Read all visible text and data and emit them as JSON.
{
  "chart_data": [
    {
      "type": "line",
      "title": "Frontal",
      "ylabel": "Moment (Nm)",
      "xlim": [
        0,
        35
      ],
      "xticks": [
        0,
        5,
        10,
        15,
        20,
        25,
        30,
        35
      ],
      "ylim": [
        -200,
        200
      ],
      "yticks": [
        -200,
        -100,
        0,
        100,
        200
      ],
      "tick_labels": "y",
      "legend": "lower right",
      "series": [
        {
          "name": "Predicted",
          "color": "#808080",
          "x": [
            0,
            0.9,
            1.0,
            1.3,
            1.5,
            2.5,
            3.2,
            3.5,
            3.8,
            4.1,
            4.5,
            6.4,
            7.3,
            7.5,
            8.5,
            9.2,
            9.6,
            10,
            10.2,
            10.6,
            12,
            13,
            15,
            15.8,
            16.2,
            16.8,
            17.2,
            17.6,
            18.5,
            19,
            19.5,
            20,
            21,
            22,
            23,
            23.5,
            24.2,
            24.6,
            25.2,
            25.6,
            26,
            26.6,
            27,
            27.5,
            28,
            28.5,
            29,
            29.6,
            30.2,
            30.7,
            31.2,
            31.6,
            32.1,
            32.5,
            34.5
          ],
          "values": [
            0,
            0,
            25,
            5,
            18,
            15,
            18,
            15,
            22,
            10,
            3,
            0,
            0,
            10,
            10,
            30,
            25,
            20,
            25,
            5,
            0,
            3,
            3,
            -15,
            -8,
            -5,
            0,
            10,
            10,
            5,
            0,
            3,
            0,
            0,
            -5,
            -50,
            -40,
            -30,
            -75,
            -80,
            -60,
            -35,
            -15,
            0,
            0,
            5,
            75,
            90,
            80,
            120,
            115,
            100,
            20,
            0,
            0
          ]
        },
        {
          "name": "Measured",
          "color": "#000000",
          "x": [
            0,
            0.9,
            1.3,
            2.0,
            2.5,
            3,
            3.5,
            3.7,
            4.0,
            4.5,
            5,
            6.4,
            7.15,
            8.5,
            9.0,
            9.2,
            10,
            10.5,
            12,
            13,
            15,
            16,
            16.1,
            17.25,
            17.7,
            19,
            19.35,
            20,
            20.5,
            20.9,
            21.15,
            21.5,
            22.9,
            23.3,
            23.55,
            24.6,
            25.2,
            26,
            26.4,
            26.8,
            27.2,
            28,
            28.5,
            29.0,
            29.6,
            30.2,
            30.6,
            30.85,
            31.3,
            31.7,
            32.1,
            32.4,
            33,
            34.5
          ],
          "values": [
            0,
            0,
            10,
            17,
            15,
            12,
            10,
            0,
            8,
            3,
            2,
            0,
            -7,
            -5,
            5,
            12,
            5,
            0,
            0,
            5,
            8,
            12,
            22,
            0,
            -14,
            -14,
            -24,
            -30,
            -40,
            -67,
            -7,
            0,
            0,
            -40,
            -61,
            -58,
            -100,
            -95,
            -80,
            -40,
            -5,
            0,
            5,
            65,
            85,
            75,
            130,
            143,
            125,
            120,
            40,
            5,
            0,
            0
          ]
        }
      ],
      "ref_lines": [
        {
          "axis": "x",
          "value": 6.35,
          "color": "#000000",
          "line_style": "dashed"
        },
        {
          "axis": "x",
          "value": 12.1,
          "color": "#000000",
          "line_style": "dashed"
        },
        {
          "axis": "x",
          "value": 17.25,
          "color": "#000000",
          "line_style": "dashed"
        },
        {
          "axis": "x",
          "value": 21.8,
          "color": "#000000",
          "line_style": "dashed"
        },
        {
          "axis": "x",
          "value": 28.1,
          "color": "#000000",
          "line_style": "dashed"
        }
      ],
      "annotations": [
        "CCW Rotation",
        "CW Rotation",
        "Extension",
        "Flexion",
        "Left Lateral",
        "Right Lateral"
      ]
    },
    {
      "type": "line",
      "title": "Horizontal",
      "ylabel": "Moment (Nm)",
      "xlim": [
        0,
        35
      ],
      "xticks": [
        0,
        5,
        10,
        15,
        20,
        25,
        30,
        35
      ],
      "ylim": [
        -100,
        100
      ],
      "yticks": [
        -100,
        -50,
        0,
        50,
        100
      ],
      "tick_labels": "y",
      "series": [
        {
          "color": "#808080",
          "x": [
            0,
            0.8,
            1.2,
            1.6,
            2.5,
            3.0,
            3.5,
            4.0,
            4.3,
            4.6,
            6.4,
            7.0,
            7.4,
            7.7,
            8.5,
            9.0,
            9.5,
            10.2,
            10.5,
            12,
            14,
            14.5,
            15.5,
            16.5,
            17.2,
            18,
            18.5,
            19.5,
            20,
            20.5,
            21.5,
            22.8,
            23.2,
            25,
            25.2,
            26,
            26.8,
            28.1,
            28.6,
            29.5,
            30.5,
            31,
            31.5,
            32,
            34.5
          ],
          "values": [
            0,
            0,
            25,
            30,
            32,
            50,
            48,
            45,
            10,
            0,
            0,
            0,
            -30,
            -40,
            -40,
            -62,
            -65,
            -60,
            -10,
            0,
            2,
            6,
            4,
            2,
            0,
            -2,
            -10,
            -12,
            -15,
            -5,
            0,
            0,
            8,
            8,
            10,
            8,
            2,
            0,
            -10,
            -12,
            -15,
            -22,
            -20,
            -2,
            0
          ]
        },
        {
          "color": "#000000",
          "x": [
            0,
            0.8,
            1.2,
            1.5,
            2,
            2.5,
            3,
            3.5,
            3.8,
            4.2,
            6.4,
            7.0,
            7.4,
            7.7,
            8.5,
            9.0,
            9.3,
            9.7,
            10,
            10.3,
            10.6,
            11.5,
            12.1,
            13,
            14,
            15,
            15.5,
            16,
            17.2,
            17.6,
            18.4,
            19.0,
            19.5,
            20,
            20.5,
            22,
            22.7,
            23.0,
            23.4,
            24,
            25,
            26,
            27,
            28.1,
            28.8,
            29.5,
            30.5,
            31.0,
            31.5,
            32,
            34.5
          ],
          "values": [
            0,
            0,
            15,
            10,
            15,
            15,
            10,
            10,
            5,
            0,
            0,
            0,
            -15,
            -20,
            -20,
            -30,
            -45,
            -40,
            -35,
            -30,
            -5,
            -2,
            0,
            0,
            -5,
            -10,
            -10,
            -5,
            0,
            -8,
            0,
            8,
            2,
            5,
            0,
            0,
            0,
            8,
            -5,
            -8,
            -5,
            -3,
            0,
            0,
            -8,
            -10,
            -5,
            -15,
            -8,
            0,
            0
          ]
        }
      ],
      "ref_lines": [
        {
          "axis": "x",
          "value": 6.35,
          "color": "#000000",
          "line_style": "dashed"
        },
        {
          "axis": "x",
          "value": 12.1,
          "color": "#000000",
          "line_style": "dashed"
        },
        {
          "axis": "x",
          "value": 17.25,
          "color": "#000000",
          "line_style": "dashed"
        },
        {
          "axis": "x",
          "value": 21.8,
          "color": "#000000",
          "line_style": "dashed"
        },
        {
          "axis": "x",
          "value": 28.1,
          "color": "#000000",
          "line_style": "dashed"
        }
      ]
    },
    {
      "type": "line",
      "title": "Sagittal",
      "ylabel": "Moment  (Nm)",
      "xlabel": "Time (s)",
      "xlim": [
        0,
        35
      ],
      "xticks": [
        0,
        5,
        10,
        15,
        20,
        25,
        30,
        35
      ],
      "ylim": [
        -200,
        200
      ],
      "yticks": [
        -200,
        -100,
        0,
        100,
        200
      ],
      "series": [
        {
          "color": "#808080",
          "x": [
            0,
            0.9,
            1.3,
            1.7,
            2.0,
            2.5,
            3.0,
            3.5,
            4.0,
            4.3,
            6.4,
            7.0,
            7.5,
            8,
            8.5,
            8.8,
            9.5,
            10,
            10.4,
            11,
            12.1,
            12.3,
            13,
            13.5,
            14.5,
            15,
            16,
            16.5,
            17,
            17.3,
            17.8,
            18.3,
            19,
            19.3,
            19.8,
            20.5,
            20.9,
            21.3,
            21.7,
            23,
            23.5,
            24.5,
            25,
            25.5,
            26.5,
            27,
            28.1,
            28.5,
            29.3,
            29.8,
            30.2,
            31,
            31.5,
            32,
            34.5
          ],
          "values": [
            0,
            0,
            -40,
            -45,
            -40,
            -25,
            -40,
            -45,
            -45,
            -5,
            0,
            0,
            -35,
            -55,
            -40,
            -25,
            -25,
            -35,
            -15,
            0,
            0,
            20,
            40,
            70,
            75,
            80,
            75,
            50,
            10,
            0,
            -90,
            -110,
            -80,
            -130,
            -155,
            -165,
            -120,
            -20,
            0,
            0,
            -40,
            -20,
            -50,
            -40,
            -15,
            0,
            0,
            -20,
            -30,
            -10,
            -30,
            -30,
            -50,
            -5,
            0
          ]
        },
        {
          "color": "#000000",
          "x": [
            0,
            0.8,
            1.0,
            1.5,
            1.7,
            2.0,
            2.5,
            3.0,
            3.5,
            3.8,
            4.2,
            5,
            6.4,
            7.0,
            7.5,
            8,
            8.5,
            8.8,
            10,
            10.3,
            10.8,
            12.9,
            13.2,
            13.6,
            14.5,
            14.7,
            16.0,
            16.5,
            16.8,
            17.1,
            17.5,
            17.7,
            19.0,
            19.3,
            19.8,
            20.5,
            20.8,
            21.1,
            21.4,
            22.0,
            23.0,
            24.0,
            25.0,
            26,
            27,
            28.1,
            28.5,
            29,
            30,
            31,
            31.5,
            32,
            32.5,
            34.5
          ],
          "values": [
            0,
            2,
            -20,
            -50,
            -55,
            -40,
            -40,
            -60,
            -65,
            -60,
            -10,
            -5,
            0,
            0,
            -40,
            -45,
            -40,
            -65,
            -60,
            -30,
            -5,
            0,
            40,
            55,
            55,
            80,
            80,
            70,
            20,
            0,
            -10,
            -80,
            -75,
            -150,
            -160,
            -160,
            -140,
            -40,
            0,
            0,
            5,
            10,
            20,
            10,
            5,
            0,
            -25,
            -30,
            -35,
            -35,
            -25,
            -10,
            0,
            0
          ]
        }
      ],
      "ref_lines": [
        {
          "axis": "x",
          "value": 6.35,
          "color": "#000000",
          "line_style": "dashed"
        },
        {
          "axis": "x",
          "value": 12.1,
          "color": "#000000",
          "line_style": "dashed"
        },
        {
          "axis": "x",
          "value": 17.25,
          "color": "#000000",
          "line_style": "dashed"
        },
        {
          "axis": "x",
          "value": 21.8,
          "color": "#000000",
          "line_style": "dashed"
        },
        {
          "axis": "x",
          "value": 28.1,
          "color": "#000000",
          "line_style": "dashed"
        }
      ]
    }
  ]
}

+---+

Work required:
Copy out each line in the listing that has the word "title".

Answer to the problem:
      "title": "Frontal",
      "title": "Horizontal",
      "title": "Sagittal",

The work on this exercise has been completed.